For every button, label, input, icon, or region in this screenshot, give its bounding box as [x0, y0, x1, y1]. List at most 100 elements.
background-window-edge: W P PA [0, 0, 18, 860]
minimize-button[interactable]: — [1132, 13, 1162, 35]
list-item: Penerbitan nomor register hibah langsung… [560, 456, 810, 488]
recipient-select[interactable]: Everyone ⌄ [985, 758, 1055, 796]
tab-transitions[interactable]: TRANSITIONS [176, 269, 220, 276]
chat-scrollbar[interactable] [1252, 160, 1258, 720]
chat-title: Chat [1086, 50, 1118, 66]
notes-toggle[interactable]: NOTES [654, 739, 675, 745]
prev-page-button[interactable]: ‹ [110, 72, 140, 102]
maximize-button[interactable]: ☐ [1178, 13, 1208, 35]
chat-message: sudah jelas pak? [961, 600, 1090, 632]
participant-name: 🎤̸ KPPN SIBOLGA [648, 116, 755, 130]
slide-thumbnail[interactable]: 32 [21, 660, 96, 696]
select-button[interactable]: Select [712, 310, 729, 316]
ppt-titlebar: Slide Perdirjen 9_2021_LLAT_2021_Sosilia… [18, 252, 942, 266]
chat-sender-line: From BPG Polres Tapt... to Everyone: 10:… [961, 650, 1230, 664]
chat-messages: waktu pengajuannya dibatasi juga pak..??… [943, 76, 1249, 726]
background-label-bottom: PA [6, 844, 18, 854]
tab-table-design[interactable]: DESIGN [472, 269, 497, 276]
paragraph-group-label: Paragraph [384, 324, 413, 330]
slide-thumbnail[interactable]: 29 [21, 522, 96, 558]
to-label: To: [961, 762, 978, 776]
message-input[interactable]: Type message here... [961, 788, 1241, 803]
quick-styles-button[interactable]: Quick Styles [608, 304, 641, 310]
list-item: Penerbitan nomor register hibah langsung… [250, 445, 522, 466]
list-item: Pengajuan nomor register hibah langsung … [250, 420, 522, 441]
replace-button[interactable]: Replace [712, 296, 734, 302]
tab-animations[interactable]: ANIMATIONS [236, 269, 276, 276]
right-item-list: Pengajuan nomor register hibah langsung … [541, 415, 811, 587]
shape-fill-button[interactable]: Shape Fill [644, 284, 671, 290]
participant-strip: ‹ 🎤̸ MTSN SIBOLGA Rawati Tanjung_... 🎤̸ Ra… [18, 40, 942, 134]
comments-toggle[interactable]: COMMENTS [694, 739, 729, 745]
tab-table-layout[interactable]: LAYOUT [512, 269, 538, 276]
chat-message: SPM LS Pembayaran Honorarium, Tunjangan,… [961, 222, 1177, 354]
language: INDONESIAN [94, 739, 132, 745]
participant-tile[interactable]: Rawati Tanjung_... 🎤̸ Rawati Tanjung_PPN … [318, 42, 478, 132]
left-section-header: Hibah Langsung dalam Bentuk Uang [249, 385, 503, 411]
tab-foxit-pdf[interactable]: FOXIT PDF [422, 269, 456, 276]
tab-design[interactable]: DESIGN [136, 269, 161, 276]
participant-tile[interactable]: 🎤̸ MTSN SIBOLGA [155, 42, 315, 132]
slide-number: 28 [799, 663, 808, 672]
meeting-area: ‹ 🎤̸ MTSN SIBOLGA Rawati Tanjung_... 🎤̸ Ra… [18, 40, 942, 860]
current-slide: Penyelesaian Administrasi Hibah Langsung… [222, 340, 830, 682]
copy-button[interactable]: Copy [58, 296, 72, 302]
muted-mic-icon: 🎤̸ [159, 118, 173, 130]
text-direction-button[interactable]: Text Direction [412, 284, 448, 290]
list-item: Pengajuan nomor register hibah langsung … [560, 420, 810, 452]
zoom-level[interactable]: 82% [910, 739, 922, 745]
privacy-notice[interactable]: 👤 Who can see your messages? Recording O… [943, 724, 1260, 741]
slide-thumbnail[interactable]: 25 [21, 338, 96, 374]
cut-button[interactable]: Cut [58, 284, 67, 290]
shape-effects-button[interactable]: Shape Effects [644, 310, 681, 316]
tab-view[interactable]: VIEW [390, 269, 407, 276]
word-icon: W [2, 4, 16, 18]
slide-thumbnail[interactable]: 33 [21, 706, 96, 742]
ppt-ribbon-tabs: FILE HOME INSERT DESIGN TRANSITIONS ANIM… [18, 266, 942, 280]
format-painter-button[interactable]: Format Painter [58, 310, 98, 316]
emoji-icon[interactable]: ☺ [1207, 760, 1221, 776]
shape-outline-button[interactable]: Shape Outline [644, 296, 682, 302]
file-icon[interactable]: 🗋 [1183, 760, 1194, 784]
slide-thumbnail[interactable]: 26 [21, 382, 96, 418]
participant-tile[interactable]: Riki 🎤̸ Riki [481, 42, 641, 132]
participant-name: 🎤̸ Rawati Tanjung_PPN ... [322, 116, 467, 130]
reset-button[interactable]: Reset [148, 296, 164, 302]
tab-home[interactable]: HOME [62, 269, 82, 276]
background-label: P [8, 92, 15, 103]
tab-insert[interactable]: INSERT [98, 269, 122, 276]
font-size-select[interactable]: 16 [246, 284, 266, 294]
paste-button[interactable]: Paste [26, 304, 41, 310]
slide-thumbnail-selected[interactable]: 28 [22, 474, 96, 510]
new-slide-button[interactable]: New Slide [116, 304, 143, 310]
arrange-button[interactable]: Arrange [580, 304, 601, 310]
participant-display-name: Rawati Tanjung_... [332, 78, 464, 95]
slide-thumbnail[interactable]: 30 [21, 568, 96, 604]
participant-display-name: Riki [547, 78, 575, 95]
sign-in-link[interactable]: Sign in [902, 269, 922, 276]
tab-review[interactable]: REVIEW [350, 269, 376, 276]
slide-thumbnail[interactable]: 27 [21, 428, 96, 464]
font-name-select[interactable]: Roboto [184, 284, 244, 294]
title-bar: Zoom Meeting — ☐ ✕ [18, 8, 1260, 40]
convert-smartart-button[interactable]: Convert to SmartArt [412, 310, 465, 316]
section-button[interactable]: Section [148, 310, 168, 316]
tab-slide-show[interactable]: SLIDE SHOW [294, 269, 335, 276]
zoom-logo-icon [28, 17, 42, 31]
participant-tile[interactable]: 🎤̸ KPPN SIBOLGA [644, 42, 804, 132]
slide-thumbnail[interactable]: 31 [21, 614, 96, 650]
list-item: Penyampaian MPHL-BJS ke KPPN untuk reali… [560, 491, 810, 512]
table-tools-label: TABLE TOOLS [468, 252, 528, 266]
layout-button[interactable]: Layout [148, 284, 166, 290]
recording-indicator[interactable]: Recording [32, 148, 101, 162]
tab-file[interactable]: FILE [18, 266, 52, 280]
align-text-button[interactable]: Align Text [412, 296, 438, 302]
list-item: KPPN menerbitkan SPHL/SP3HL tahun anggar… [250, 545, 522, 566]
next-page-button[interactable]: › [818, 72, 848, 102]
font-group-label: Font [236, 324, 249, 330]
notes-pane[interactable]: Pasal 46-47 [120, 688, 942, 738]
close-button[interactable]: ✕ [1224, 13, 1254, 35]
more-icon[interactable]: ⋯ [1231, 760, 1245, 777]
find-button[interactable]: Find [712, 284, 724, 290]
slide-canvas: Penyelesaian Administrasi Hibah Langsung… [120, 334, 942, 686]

▬▬▬▬▬▬▬▬▬▬

▸ **Direction**:
Return every line of the items above that contains the string "KPPN". Case counts.

▸ **Exercise answer**:
participant-name: 🎤̸ KPPN SIBOLGA [648, 116, 755, 130]
participant-tile[interactable]: 🎤̸ KPPN SIBOLGA [644, 42, 804, 132]
list-item: Penyampaian MPHL-BJS ke KPPN untuk reali… [560, 491, 810, 512]
list-item: KPPN menerbitkan SPHL/SP3HL tahun anggar… [250, 545, 522, 566]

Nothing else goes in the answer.